Stored records
::::

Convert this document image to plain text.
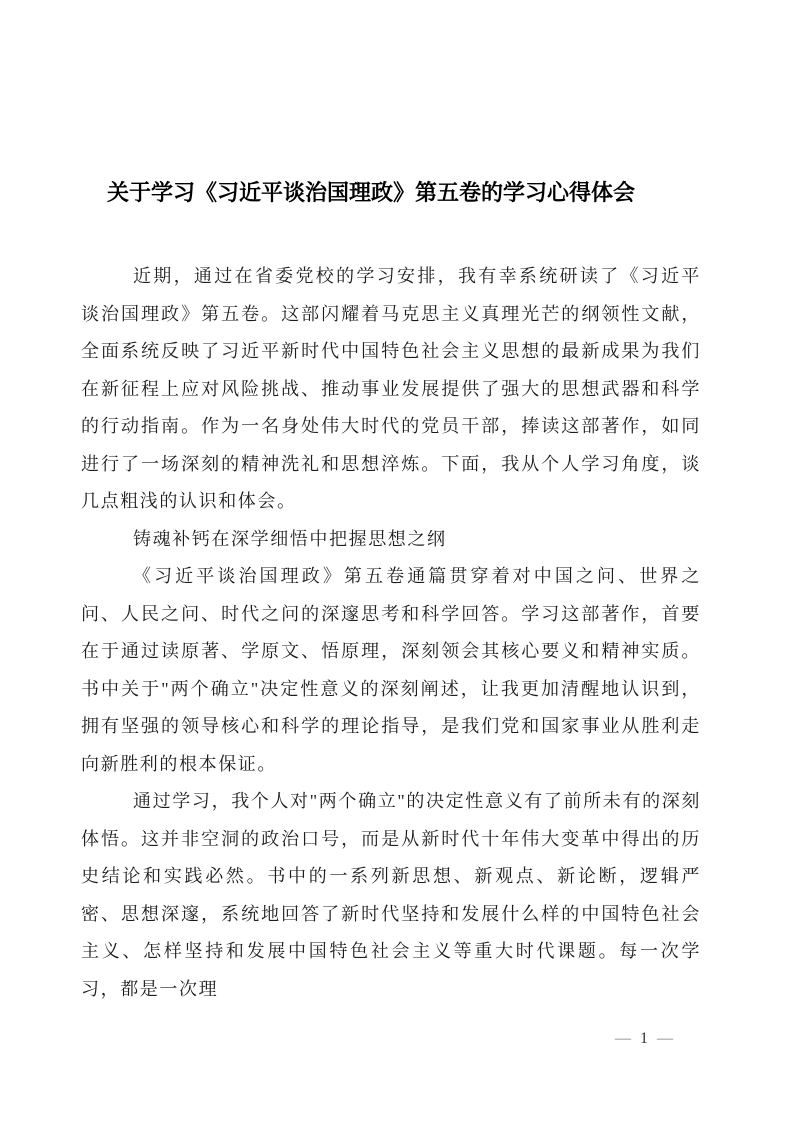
关于学习《习近平谈治国理政》第五卷的学习心得体会

近期，通过在省委党校的学习安排，我有幸系统研读了《习近平谈治国理政》第五卷。这部闪耀着马克思主义真理光芒的纲领性文献，全面系统反映了习近平新时代中国特色社会主义思想的最新成果为我们在新征程上应对风险挑战、推动事业发展提供了强大的思想武器和科学的行动指南。作为一名身处伟大时代的党员干部，捧读这部著作，如同进行了一场深刻的精神洗礼和思想淬炼。下面，我从个人学习角度，谈几点粗浅的认识和体会。

铸魂补钙在深学细悟中把握思想之纲

《习近平谈治国理政》第五卷通篇贯穿着对中国之问、世界之问、人民之问、时代之问的深邃思考和科学回答。学习这部著作，首要在于通过读原著、学原文、悟原理，深刻领会其核心要义和精神实质。书中关于"两个确立"决定性意义的深刻阐述，让我更加清醒地认识到，拥有坚强的领导核心和科学的理论指导，是我们党和国家事业从胜利走向新胜利的根本保证。

通过学习，我个人对"两个确立"的决定性意义有了前所未有的深刻体悟。这并非空洞的政治口号，而是从新时代十年伟大变革中得出的历史结论和实践必然。书中的一系列新思想、新观点、新论断，逻辑严密、思想深邃，系统地回答了新时代坚持和发展什么样的中国特色社会主义、怎样坚持和发展中国特色社会主义等重大时代课题。每一次学习，都是一次理

— 1 —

::::

* [Job]:
Repeat the data exactly in full, omitting its pictures.

* [Solution]:
Convert this document image to plain text.
关于学习《习近平谈治国理政》第五卷的学习心得体会

近期，通过在省委党校的学习安排，我有幸系统研读了《习近平谈治国理政》第五卷。这部闪耀着马克思主义真理光芒的纲领性文献，全面系统反映了习近平新时代中国特色社会主义思想的最新成果为我们在新征程上应对风险挑战、推动事业发展提供了强大的思想武器和科学的行动指南。作为一名身处伟大时代的党员干部，捧读这部著作，如同进行了一场深刻的精神洗礼和思想淬炼。下面，我从个人学习角度，谈几点粗浅的认识和体会。

铸魂补钙在深学细悟中把握思想之纲

《习近平谈治国理政》第五卷通篇贯穿着对中国之问、世界之问、人民之问、时代之问的深邃思考和科学回答。学习这部著作，首要在于通过读原著、学原文、悟原理，深刻领会其核心要义和精神实质。书中关于"两个确立"决定性意义的深刻阐述，让我更加清醒地认识到，拥有坚强的领导核心和科学的理论指导，是我们党和国家事业从胜利走向新胜利的根本保证。

通过学习，我个人对"两个确立"的决定性意义有了前所未有的深刻体悟。这并非空洞的政治口号，而是从新时代十年伟大变革中得出的历史结论和实践必然。书中的一系列新思想、新观点、新论断，逻辑严密、思想深邃，系统地回答了新时代坚持和发展什么样的中国特色社会主义、怎样坚持和发展中国特色社会主义等重大时代课题。每一次学习，都是一次理

— 1 —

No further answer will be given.